----- Supplied data

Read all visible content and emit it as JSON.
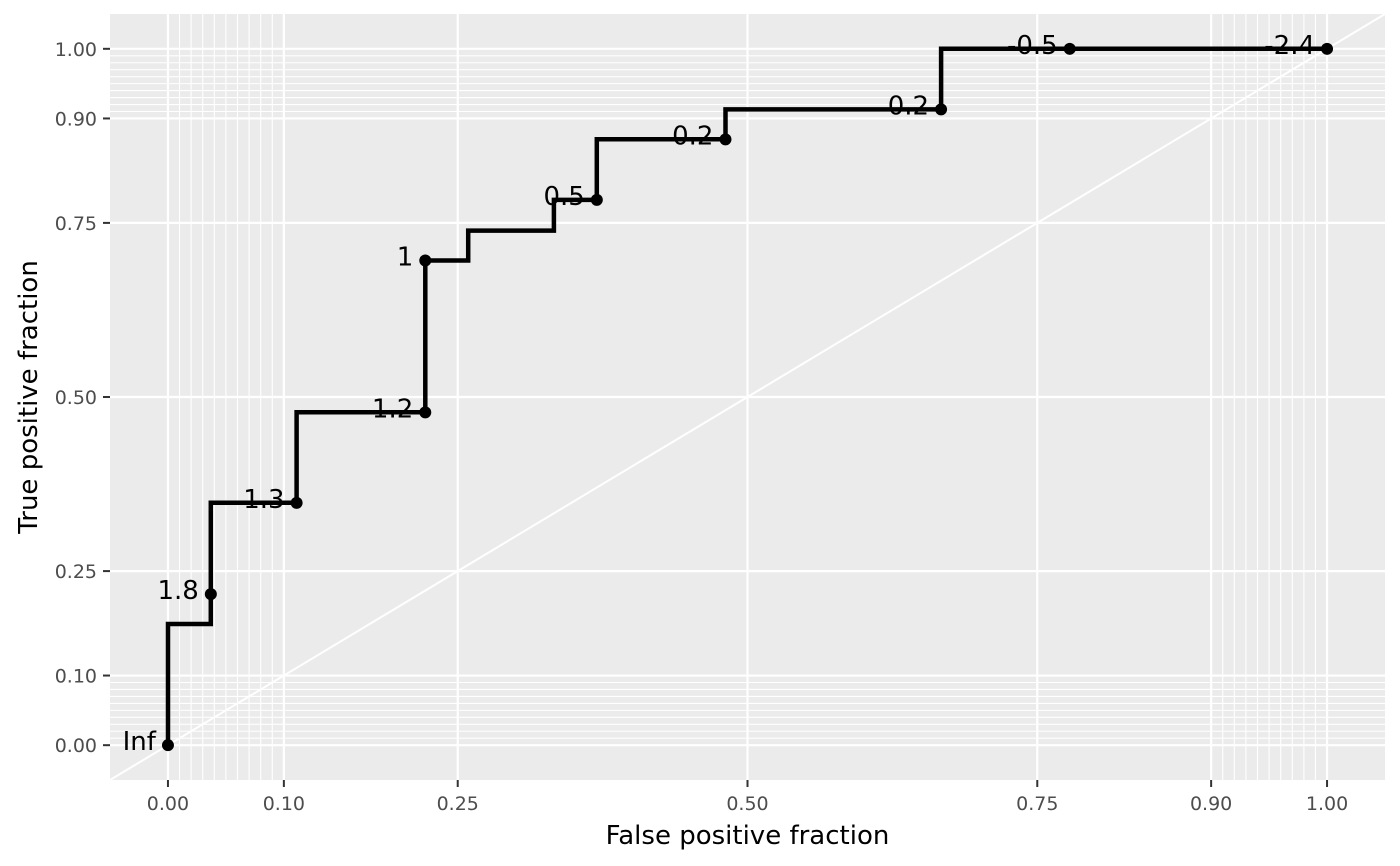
{
  "chart_data": {
    "type": "line",
    "xlabel": "False positive fraction",
    "ylabel": "True positive fraction",
    "xlim": [
      -0.05,
      1.05
    ],
    "ylim": [
      -0.05,
      1.05
    ],
    "x_ticks": [
      0.0,
      0.1,
      0.25,
      0.5,
      0.75,
      0.9,
      1.0
    ],
    "x_tick_labels": [
      "0.00",
      "0.10",
      "0.25",
      "0.50",
      "0.75",
      "0.90",
      "1.00"
    ],
    "y_ticks": [
      0.0,
      0.1,
      0.25,
      0.5,
      0.75,
      0.9,
      1.0
    ],
    "y_tick_labels": [
      "0.00",
      "0.10",
      "0.25",
      "0.50",
      "0.75",
      "0.90",
      "1.00"
    ],
    "minor_grid": [
      0.01,
      0.02,
      0.03,
      0.04,
      0.05,
      0.06,
      0.07,
      0.08,
      0.09,
      0.91,
      0.92,
      0.93,
      0.94,
      0.95,
      0.96,
      0.97,
      0.98,
      0.99
    ],
    "grid": true,
    "background": "#ebebeb",
    "grid_color": "#ffffff",
    "line_color": "#000000",
    "reference_diagonal": true,
    "step_path": [
      {
        "fpr": 0.0,
        "tpr": 0.0
      },
      {
        "fpr": 0.0,
        "tpr": 0.174
      },
      {
        "fpr": 0.037,
        "tpr": 0.174
      },
      {
        "fpr": 0.037,
        "tpr": 0.217
      },
      {
        "fpr": 0.037,
        "tpr": 0.348
      },
      {
        "fpr": 0.111,
        "tpr": 0.348
      },
      {
        "fpr": 0.111,
        "tpr": 0.478
      },
      {
        "fpr": 0.222,
        "tpr": 0.478
      },
      {
        "fpr": 0.222,
        "tpr": 0.696
      },
      {
        "fpr": 0.259,
        "tpr": 0.696
      },
      {
        "fpr": 0.259,
        "tpr": 0.739
      },
      {
        "fpr": 0.333,
        "tpr": 0.739
      },
      {
        "fpr": 0.333,
        "tpr": 0.783
      },
      {
        "fpr": 0.37,
        "tpr": 0.783
      },
      {
        "fpr": 0.37,
        "tpr": 0.87
      },
      {
        "fpr": 0.481,
        "tpr": 0.87
      },
      {
        "fpr": 0.481,
        "tpr": 0.913
      },
      {
        "fpr": 0.667,
        "tpr": 0.913
      },
      {
        "fpr": 0.667,
        "tpr": 1.0
      },
      {
        "fpr": 1.0,
        "tpr": 1.0
      }
    ],
    "cutoff_points": [
      {
        "fpr": 0.0,
        "tpr": 0.0,
        "label": "Inf"
      },
      {
        "fpr": 0.037,
        "tpr": 0.217,
        "label": "1.8"
      },
      {
        "fpr": 0.111,
        "tpr": 0.348,
        "label": "1.3"
      },
      {
        "fpr": 0.222,
        "tpr": 0.478,
        "label": "1.2"
      },
      {
        "fpr": 0.222,
        "tpr": 0.696,
        "label": "1"
      },
      {
        "fpr": 0.37,
        "tpr": 0.783,
        "label": "0.5"
      },
      {
        "fpr": 0.481,
        "tpr": 0.87,
        "label": "0.2"
      },
      {
        "fpr": 0.667,
        "tpr": 0.913,
        "label": "0.2"
      },
      {
        "fpr": 0.778,
        "tpr": 1.0,
        "label": "-0.5"
      },
      {
        "fpr": 1.0,
        "tpr": 1.0,
        "label": "-2.4"
      }
    ]
  }
}
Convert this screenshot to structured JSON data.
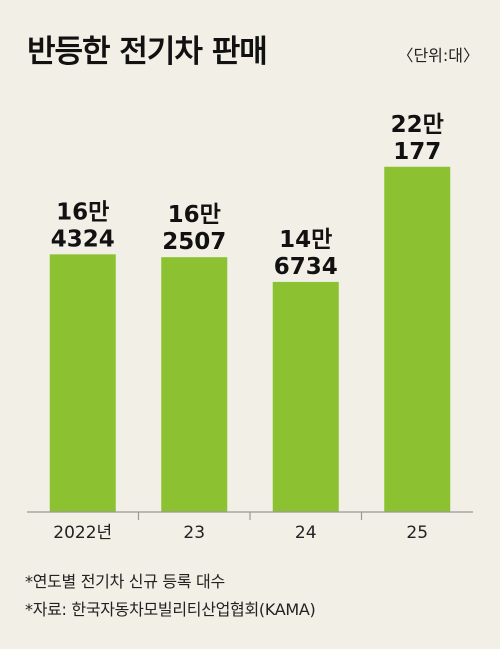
{
  "title": "반등한 전기차 판매",
  "unit_label": "〈단위:대〉",
  "notes": [
    "*연도별 전기차 신규 등록 대수",
    "*자료: 한국자동차모빌리티산업협회(KAMA)"
  ],
  "colors": {
    "background": "#f2efe6",
    "bar": "#8cc131",
    "axis": "#999999",
    "text": "#111111"
  },
  "chart_data": {
    "type": "bar",
    "title": "반등한 전기차 판매",
    "ylabel": "",
    "xlabel": "",
    "categories": [
      "2022년",
      "23",
      "24",
      "25"
    ],
    "values": [
      164324,
      162507,
      146734,
      220177
    ],
    "data_labels": [
      [
        "16만",
        "4324"
      ],
      [
        "16만",
        "2507"
      ],
      [
        "14만",
        "6734"
      ],
      [
        "22만",
        "177"
      ]
    ],
    "ylim": [
      0,
      250000
    ],
    "grid": false,
    "legend": "none"
  }
}
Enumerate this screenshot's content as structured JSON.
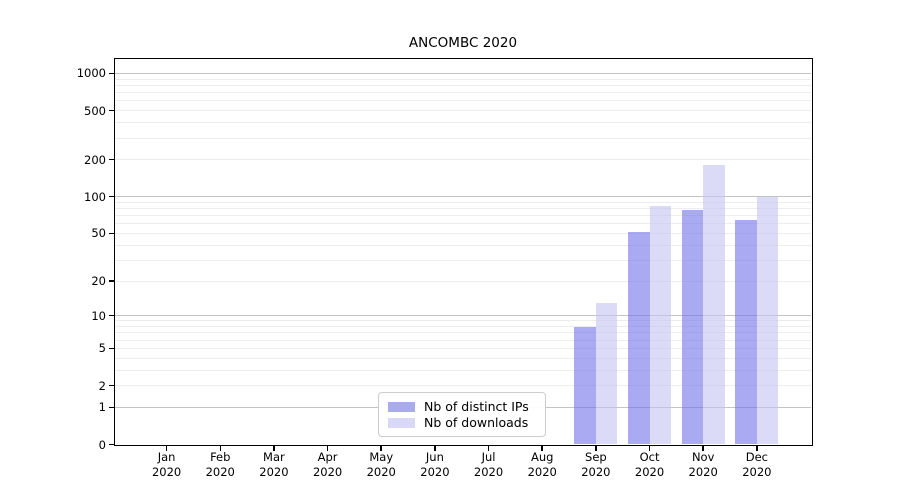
{
  "figure": {
    "background": "#ffffff"
  },
  "chart_data": {
    "type": "bar",
    "title": "ANCOMBC 2020",
    "xlabel": "",
    "ylabel": "",
    "scale": "log1p",
    "grid": true,
    "legend_position": "lower center",
    "categories": [
      {
        "month": "Jan",
        "year": "2020"
      },
      {
        "month": "Feb",
        "year": "2020"
      },
      {
        "month": "Mar",
        "year": "2020"
      },
      {
        "month": "Apr",
        "year": "2020"
      },
      {
        "month": "May",
        "year": "2020"
      },
      {
        "month": "Jun",
        "year": "2020"
      },
      {
        "month": "Jul",
        "year": "2020"
      },
      {
        "month": "Aug",
        "year": "2020"
      },
      {
        "month": "Sep",
        "year": "2020"
      },
      {
        "month": "Oct",
        "year": "2020"
      },
      {
        "month": "Nov",
        "year": "2020"
      },
      {
        "month": "Dec",
        "year": "2020"
      }
    ],
    "series": [
      {
        "name": "Nb of distinct IPs",
        "fill": "rgba(113,113,235,0.6)",
        "legend_color": "#aaaaee",
        "values": [
          0,
          0,
          0,
          0,
          0,
          0,
          0,
          0,
          8,
          51,
          78,
          65
        ]
      },
      {
        "name": "Nb of downloads",
        "fill": "rgba(195,195,243,0.6)",
        "legend_color": "#d9d9f7",
        "values": [
          0,
          0,
          0,
          0,
          0,
          0,
          0,
          0,
          13,
          84,
          180,
          100
        ]
      }
    ],
    "yticks": [
      0,
      1,
      2,
      5,
      10,
      20,
      50,
      100,
      200,
      500,
      1000
    ],
    "ylim": [
      0,
      1276
    ],
    "grid_major_color": "#c4c4c4",
    "grid_minor_color": "#ededed"
  }
}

----------

### [Task to complete]
Show every line from the entries above in which the word "fill" appears.

### [Exercise output]
        "fill": "rgba(113,113,235,0.6)",
        "fill": "rgba(195,195,243,0.6)",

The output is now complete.